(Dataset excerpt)
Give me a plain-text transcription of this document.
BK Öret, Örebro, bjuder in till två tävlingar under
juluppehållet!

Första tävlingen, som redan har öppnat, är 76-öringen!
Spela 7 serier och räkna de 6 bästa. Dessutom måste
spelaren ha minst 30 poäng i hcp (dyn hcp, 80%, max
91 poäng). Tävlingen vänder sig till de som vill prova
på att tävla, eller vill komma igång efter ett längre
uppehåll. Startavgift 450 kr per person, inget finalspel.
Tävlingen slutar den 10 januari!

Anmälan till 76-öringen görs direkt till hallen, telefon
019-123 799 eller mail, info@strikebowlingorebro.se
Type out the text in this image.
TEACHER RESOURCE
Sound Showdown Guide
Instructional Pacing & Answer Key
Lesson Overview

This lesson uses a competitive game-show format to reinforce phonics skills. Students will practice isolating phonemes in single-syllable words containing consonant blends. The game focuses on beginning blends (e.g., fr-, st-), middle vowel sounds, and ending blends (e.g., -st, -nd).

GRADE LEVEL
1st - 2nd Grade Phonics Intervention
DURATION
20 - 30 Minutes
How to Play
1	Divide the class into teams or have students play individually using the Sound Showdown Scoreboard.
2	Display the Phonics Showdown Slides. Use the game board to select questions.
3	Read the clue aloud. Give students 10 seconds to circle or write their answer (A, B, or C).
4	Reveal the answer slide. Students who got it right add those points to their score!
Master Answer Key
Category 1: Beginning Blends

- Exercise -
Pick out, from the lines above, every one that contains the string "game".

- The response -
This lesson uses a competitive game-show format to reinforce phonics skills. Students will practice isolating phonemes in single-syllable words containing consonant blends. The game focuses on beginning blends (e.g., fr-, st-), middle vowel sounds, and ending blends (e.g., -st, -nd).
2	Display the Phonics Showdown Slides. Use the game board to select questions.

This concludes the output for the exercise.